** WORK ITEM **
Entries must be copied exactly, with nothing left out.

** INFORMATION SUPPLIED **
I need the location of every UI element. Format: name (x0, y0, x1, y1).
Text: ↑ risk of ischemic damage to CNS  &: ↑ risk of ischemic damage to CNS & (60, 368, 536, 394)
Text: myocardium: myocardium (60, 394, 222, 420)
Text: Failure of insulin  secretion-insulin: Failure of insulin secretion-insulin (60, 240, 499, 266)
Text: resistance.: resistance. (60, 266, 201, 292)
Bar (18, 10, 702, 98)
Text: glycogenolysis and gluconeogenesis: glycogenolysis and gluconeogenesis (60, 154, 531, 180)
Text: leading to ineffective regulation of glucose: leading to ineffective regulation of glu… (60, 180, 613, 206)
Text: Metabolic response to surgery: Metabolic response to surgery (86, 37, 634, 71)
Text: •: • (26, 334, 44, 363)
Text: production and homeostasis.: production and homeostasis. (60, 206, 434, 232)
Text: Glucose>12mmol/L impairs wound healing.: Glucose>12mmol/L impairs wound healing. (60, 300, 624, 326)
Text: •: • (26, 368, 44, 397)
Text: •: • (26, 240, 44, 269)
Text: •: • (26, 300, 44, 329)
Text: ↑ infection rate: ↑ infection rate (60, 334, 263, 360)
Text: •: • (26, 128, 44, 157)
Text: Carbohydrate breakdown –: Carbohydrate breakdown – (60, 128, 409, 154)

** WRITTEN REPLY **
I need the location of every UI element. Format: name (x0, y0, x1, y1).
Text: ↑ risk of ischemic damage to CNS  &: ↑ risk of ischemic damage to CNS & (60, 368, 536, 394)
Text: myocardium: myocardium (60, 394, 222, 420)
Text: Failure of insulin  secretion-insulin: Failure of insulin secretion-insulin (60, 240, 499, 266)
Text: resistance.: resistance. (60, 266, 201, 292)
Bar (18, 10, 702, 98)
Text: glycogenolysis and gluconeogenesis: glycogenolysis and gluconeogenesis (60, 154, 531, 180)
Text: leading to ineffective regulation of glucose: leading to ineffective regulation of glu… (60, 180, 613, 206)
Text: Metabolic response to surgery: Metabolic response to surgery (86, 37, 634, 71)
Text: •: • (26, 334, 44, 363)
Text: production and homeostasis.: production and homeostasis. (60, 206, 434, 232)
Text: Glucose>12mmol/L impairs wound healing.: Glucose>12mmol/L impairs wound healing. (60, 300, 624, 326)
Text: •: • (26, 368, 44, 397)
Text: •: • (26, 240, 44, 269)
Text: •: • (26, 300, 44, 329)
Text: ↑ infection rate: ↑ infection rate (60, 334, 263, 360)
Text: •: • (26, 128, 44, 157)
Text: Carbohydrate breakdown –: Carbohydrate breakdown – (60, 128, 409, 154)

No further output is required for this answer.